Dataset items:
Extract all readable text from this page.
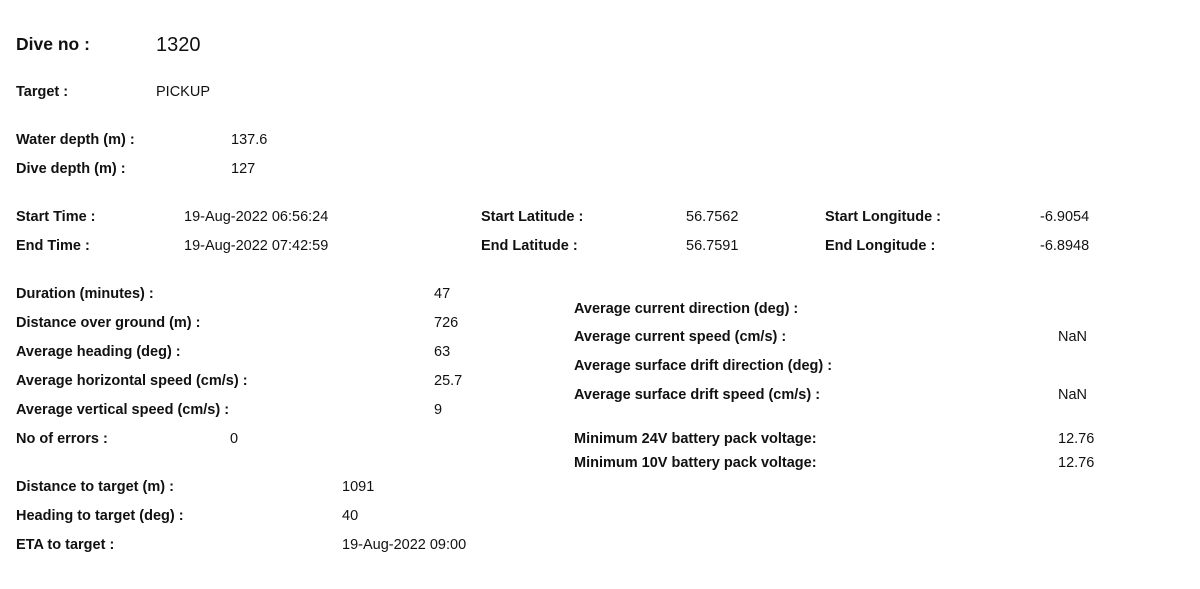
Dive no :	1320
Target :	PICKUP
Water depth (m) :	137.6
Dive depth (m) :	127
Start Time :	19-Aug-2022 06:56:24
End Time :	19-Aug-2022 07:42:59
Start Latitude :	56.7562
End Latitude :	56.7591
Start Longitude :	-6.9054
End Longitude :	-6.8948
Duration (minutes) :	47
Distance over ground (m) :	726
Average heading (deg) :	63
Average horizontal speed (cm/s) :	25.7
Average vertical speed (cm/s) :	9
No of errors :	0
Average current direction (deg) :
Average current speed (cm/s) :	NaN
Average surface drift direction (deg) :
Average surface drift speed (cm/s) :	NaN
Minimum 24V battery pack voltage:	12.76
Minimum 10V battery pack voltage:	12.76
Distance to target (m) :	1091
Heading to target (deg) :	40
ETA to target :	19-Aug-2022 09:00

DIRECTIVE:
Reproduce the listing above exactly, excluding all pictures.

SOLUTION TO THIS TASK:
Extract all readable text from this page.
Dive no :	1320
Target :	PICKUP
Water depth (m) :	137.6
Dive depth (m) :	127
Start Time :	19-Aug-2022 06:56:24
End Time :	19-Aug-2022 07:42:59
Start Latitude :	56.7562
End Latitude :	56.7591
Start Longitude :	-6.9054
End Longitude :	-6.8948
Duration (minutes) :	47
Distance over ground (m) :	726
Average heading (deg) :	63
Average horizontal speed (cm/s) :	25.7
Average vertical speed (cm/s) :	9
No of errors :	0
Average current direction (deg) :
Average current speed (cm/s) :	NaN
Average surface drift direction (deg) :
Average surface drift speed (cm/s) :	NaN
Minimum 24V battery pack voltage:	12.76
Minimum 10V battery pack voltage:	12.76
Distance to target (m) :	1091
Heading to target (deg) :	40
ETA to target :	19-Aug-2022 09:00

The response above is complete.